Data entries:
- - -

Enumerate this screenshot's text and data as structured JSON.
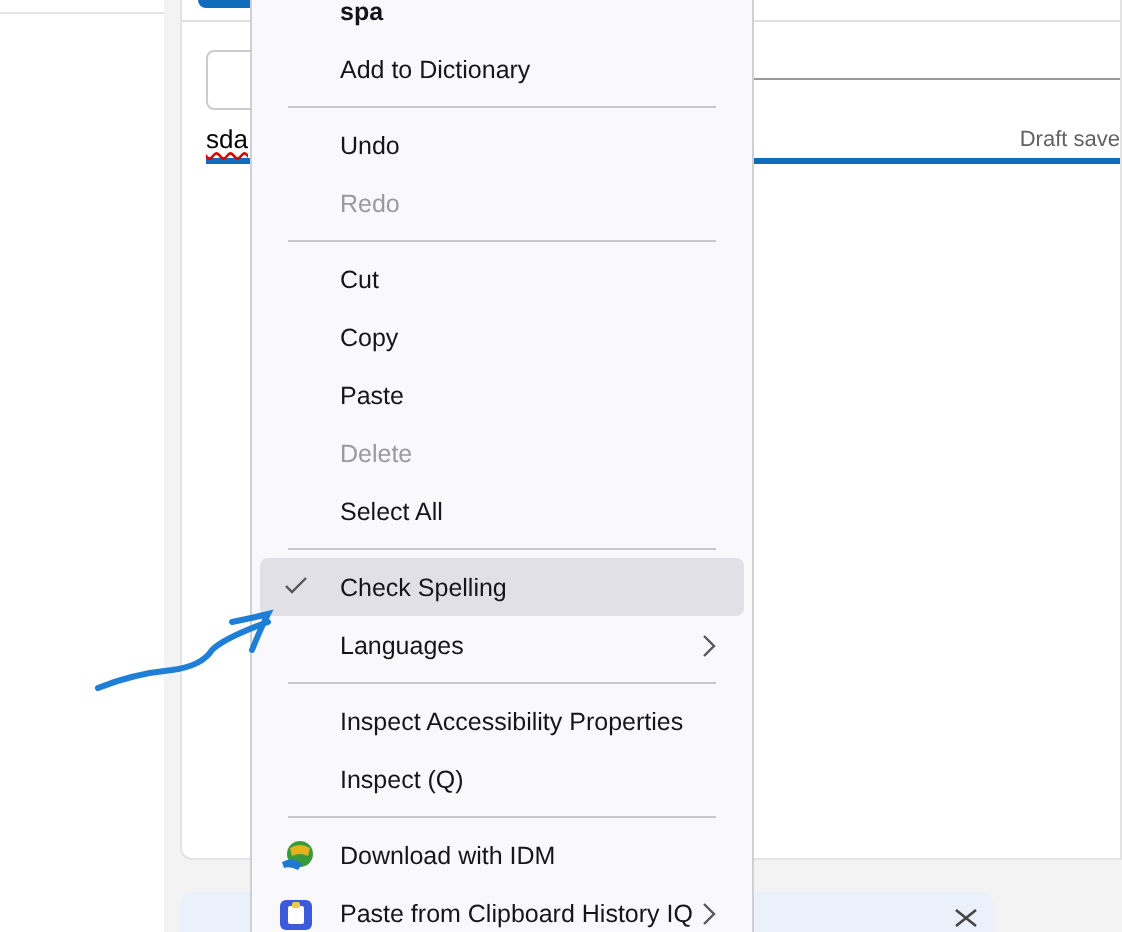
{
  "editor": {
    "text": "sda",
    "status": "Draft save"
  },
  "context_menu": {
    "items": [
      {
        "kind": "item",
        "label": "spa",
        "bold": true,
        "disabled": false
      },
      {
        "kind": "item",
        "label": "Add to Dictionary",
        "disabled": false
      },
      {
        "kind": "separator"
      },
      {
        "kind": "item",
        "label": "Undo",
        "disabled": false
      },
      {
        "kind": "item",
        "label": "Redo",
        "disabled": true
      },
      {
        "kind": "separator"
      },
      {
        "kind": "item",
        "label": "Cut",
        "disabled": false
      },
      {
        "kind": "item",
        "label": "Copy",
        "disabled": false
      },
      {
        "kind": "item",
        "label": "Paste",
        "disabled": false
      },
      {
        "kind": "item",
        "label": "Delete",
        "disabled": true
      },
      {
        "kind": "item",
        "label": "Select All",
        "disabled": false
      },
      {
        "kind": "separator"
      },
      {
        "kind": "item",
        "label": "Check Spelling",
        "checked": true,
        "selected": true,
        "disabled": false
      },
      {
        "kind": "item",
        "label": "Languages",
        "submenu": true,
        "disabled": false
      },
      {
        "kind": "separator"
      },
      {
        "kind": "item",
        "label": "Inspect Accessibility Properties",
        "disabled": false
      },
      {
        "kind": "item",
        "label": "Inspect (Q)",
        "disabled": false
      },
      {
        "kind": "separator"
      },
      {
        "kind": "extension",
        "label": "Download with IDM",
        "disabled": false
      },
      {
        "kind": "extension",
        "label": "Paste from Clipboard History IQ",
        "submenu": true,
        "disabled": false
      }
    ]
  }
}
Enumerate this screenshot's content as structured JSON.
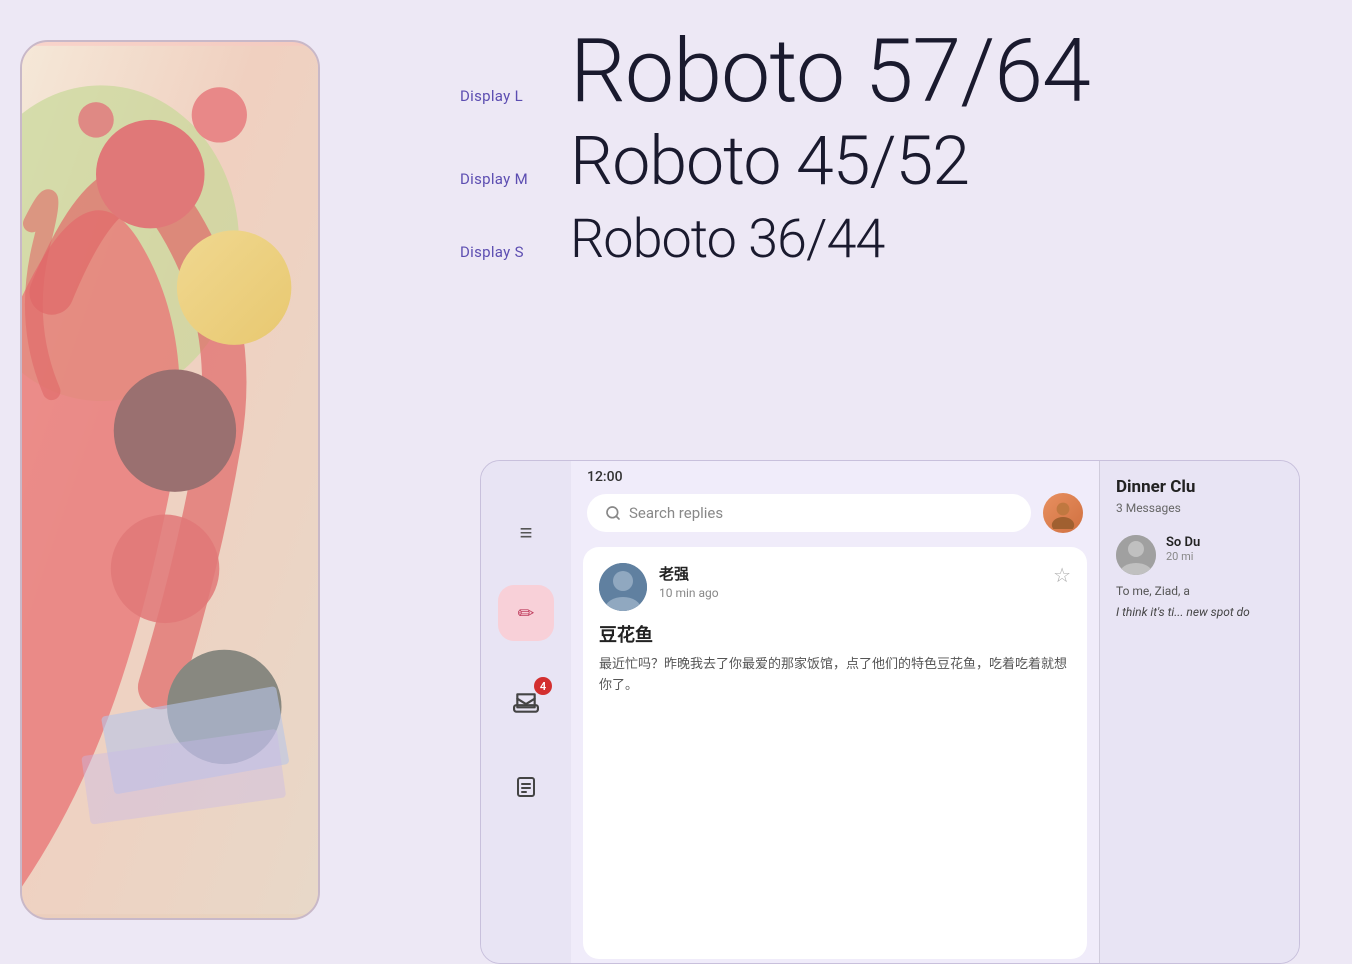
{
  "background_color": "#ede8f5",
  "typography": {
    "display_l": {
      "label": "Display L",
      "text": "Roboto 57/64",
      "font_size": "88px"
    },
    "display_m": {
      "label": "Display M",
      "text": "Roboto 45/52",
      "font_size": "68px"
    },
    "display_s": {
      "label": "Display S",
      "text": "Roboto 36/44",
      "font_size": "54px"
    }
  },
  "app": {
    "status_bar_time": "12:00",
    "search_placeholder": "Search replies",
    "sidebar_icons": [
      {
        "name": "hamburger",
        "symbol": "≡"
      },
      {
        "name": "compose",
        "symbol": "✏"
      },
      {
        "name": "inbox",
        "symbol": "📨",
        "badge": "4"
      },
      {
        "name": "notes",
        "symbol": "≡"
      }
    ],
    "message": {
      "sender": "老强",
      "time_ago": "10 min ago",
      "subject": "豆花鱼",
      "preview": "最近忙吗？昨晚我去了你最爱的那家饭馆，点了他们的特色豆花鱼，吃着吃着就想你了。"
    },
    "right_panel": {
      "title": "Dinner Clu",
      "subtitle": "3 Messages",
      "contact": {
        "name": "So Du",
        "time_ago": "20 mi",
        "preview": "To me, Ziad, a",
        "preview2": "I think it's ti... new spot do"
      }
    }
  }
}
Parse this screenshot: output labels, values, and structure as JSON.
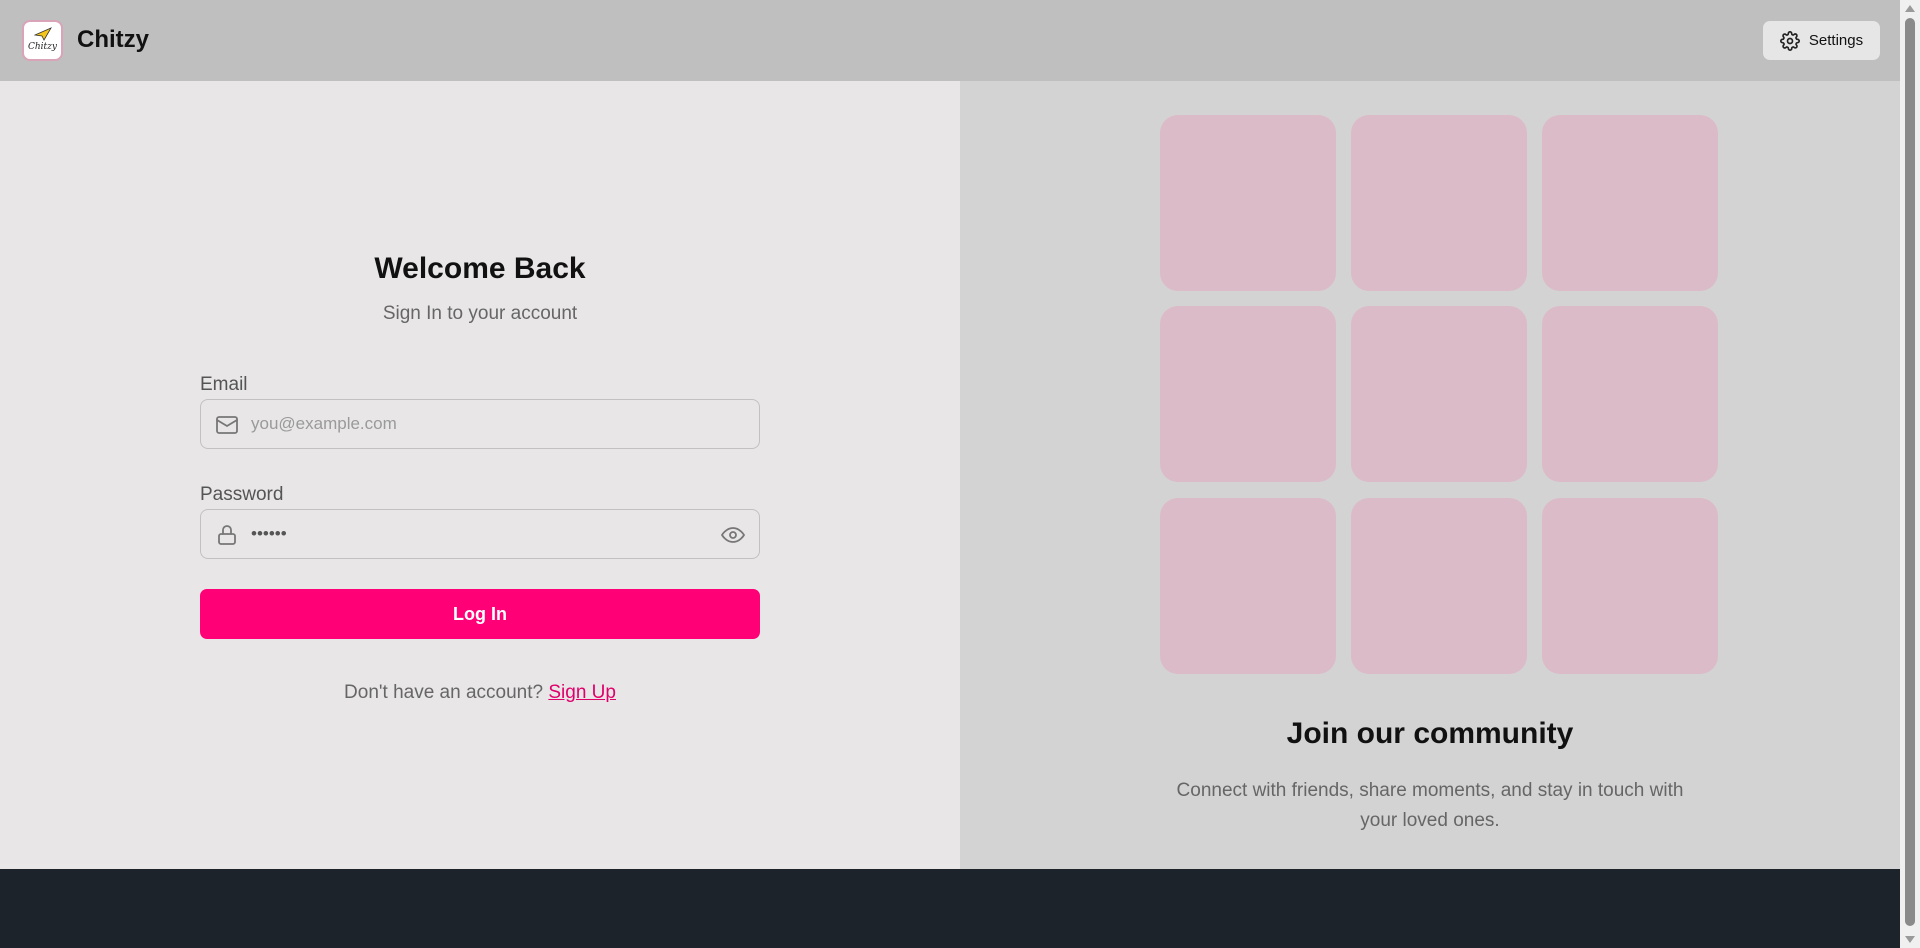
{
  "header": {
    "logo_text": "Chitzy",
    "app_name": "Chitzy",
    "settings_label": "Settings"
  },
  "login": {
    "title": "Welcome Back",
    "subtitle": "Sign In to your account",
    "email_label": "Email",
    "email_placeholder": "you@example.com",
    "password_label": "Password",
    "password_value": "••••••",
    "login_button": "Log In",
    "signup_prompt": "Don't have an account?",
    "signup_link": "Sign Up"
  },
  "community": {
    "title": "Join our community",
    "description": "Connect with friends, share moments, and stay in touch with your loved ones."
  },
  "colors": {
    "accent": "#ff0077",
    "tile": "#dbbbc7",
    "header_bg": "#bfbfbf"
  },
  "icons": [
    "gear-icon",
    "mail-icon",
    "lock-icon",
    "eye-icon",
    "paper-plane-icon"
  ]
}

- - -

DO THIS:
Copy out every line from the records that has the word "Inspect".

ANSWER BELOW:
        "label": "Inspect Accessibility Properties",
        "label": "Inspect (Q)",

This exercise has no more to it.